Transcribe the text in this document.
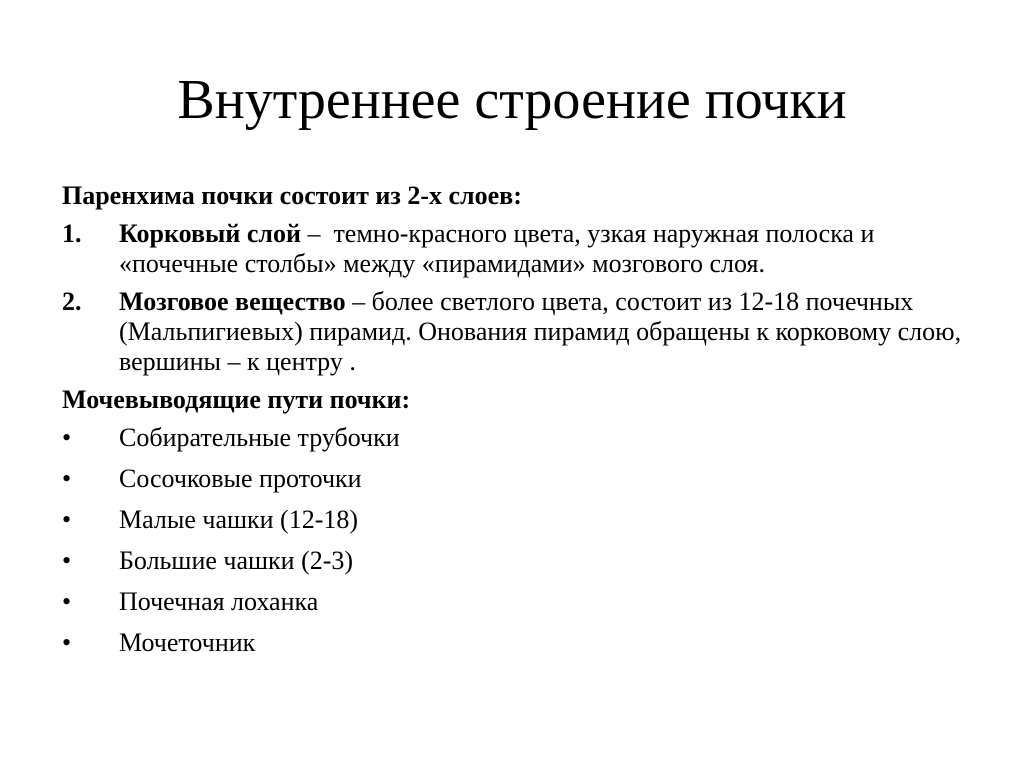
Внутреннее строение почки
Паренхима почки состоит из 2-х слоев:
1. Корковый слой –  темно-красного цвета, узкая наружная полоска и «почечные столбы» между «пирамидами» мозгового слоя.
2. Мозговое вещество – более светлого цвета, состоит из 12-18 почечных (Мальпигиевых) пирамид. Онования пирамид обращены к корковому слою, вершины – к центру .
Мочевыводящие пути почки:
• Собирательные трубочки
• Сосочковые проточки
• Малые чашки (12-18)
• Большие чашки (2-3)
• Почечная лоханка
• Мочеточник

Goal of the exercise → State how many lines include the string "почки". Give no other information.

Exercise result → 3